STATED GOAL >> Images should be left out, and everything else in the listing reproduced exactly.

>> BEGIN EXERCISE INPUT

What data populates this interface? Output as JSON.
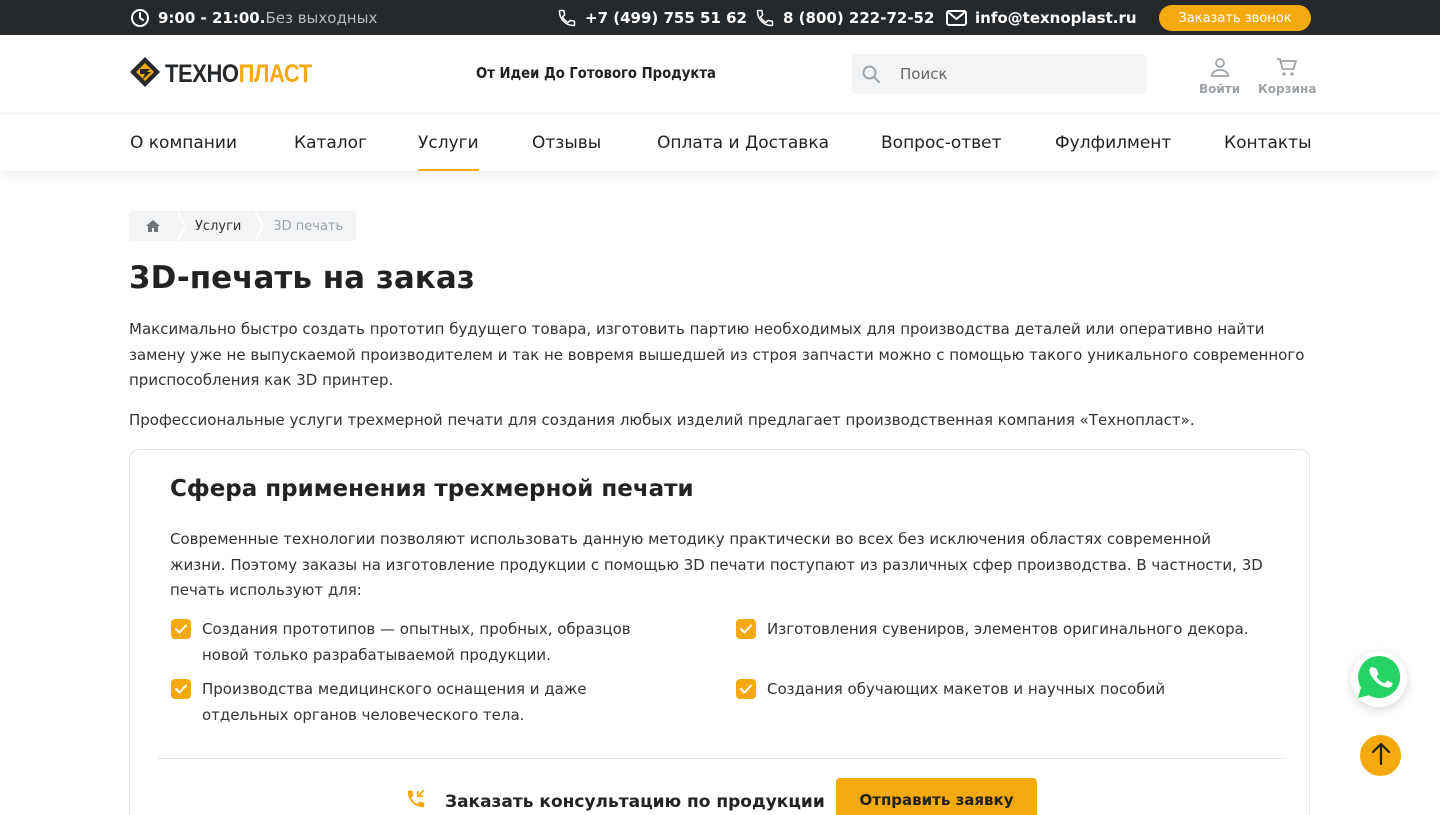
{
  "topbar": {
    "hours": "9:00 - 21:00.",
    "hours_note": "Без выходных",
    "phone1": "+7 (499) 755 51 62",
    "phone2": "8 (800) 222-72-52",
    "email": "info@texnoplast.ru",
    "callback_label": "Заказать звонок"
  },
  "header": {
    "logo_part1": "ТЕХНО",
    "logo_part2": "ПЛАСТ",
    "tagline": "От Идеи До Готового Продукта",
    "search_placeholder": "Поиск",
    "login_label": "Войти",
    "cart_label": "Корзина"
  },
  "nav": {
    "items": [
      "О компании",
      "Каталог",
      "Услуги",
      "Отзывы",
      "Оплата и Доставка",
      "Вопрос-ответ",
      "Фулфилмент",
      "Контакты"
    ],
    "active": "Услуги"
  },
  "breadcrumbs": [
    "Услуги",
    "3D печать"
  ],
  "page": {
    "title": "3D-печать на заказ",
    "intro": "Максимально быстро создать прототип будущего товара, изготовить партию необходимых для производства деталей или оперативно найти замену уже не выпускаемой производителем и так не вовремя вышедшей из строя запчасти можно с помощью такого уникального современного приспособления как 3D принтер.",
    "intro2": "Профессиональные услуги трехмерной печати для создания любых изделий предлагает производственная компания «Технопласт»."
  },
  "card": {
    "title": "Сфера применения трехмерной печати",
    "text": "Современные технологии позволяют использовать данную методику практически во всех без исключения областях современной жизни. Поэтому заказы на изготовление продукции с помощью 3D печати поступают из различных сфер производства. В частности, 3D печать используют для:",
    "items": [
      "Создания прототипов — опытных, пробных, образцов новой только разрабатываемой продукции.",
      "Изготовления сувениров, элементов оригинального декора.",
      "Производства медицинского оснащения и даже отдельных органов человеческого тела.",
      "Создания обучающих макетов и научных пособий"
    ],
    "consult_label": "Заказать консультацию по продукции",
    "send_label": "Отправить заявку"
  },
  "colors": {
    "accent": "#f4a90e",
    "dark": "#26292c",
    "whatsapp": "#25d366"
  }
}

>> END EXERCISE INPUT

RESPONSE BELOW >>
What data populates this interface? Output as JSON.
{
  "topbar": {
    "hours": "9:00 - 21:00.",
    "hours_note": "Без выходных",
    "phone1": "+7 (499) 755 51 62",
    "phone2": "8 (800) 222-72-52",
    "email": "info@texnoplast.ru",
    "callback_label": "Заказать звонок"
  },
  "header": {
    "logo_part1": "ТЕХНО",
    "logo_part2": "ПЛАСТ",
    "tagline": "От Идеи До Готового Продукта",
    "search_placeholder": "Поиск",
    "login_label": "Войти",
    "cart_label": "Корзина"
  },
  "nav": {
    "items": [
      "О компании",
      "Каталог",
      "Услуги",
      "Отзывы",
      "Оплата и Доставка",
      "Вопрос-ответ",
      "Фулфилмент",
      "Контакты"
    ],
    "active": "Услуги"
  },
  "breadcrumbs": [
    "Услуги",
    "3D печать"
  ],
  "page": {
    "title": "3D-печать на заказ",
    "intro": "Максимально быстро создать прототип будущего товара, изготовить партию необходимых для производства деталей или оперативно найти замену уже не выпускаемой производителем и так не вовремя вышедшей из строя запчасти можно с помощью такого уникального современного приспособления как 3D принтер.",
    "intro2": "Профессиональные услуги трехмерной печати для создания любых изделий предлагает производственная компания «Технопласт»."
  },
  "card": {
    "title": "Сфера применения трехмерной печати",
    "text": "Современные технологии позволяют использовать данную методику практически во всех без исключения областях современной жизни. Поэтому заказы на изготовление продукции с помощью 3D печати поступают из различных сфер производства. В частности, 3D печать используют для:",
    "items": [
      "Создания прототипов — опытных, пробных, образцов новой только разрабатываемой продукции.",
      "Изготовления сувениров, элементов оригинального декора.",
      "Производства медицинского оснащения и даже отдельных органов человеческого тела.",
      "Создания обучающих макетов и научных пособий"
    ],
    "consult_label": "Заказать консультацию по продукции",
    "send_label": "Отправить заявку"
  },
  "colors": {
    "accent": "#f4a90e",
    "dark": "#26292c",
    "whatsapp": "#25d366"
  }
}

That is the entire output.